### DATA ENTRIES

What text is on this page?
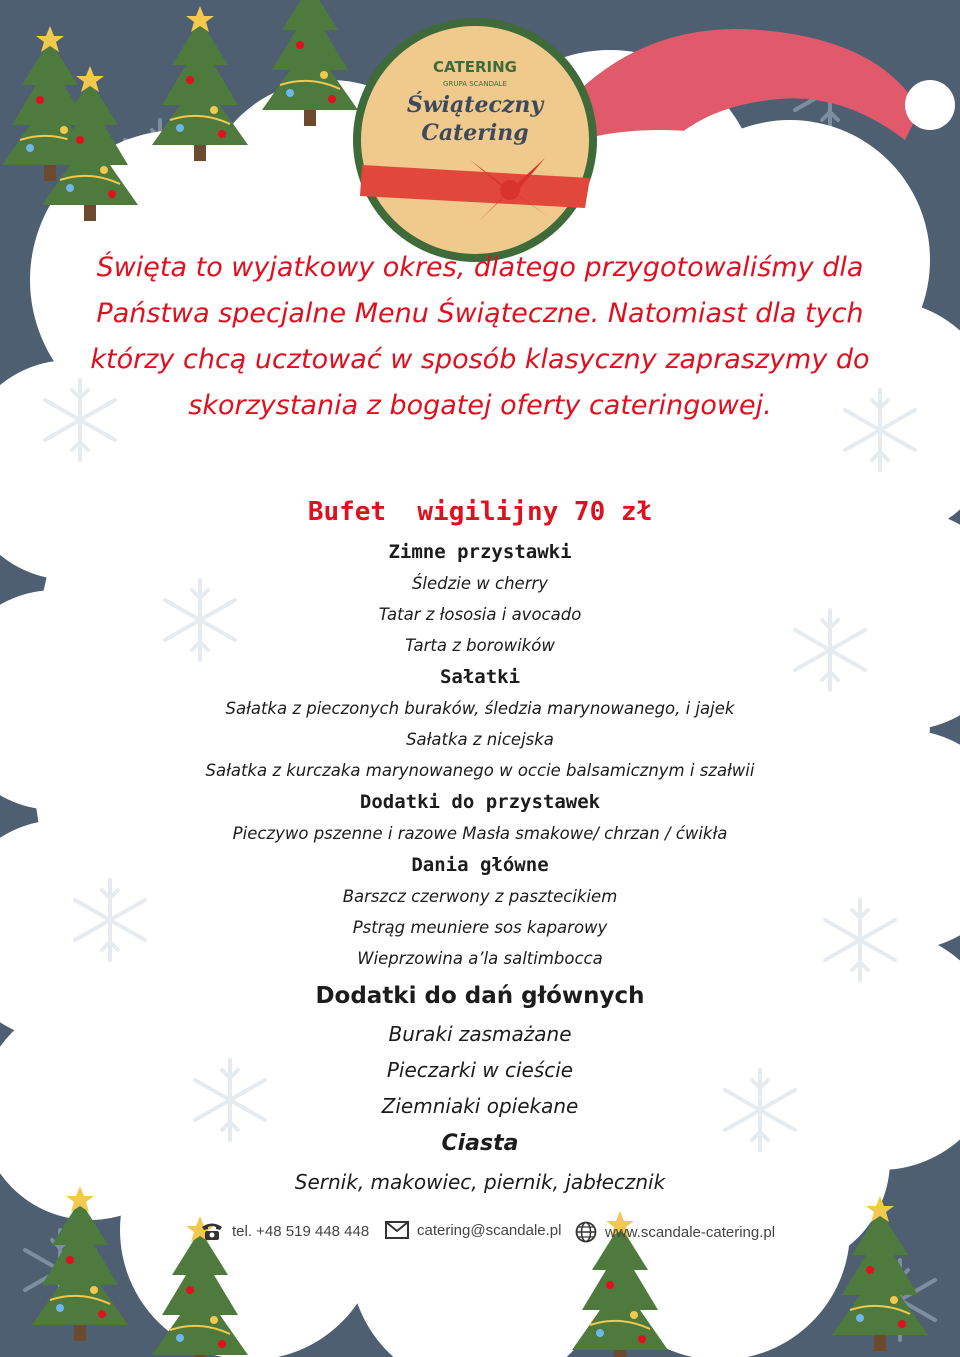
CATERING
GRUPA SCANDALE
Świąteczny
Catering
Święta to wyjatkowy okres, dlatego przygotowaliśmy dla
Państwa specjalne Menu Świąteczne. Natomiast dla tych
którzy chcą ucztować w sposób klasyczny zapraszymy do
skorzystania z bogatej oferty cateringowej.

Bufet  wigilijny 70 zł

Zimne przystawki

Śledzie w cherry

Tatar z łososia i avocado

Tarta z borowików

Sałatki

Sałatka z pieczonych buraków, śledzia marynowanego, i jajek

Sałatka z nicejska

Sałatka z kurczaka marynowanego w occie balsamicznym i szałwii

Dodatki do przystawek

Pieczywo pszenne i razowe Masła smakowe/ chrzan / ćwikła

Dania główne

Barszcz czerwony z pasztecikiem

Pstrąg meuniere sos kaparowy

Wieprzowina a’la saltimbocca

Dodatki do dań głównych

Buraki zasmażane

Pieczarki w cieście

Ziemniaki opiekane

Ciasta

Sernik, makowiec, piernik, jabłecznik

tel. +48 519 448 448	catering@scandale.pl	www.scandale-catering.pl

######

• _REQUIRED WORK_: Identify the lines above with the word "Dodatki". Copy them.

• _EXERCISE OUTPUT_:
Dodatki do przystawek
Dodatki do dań głównych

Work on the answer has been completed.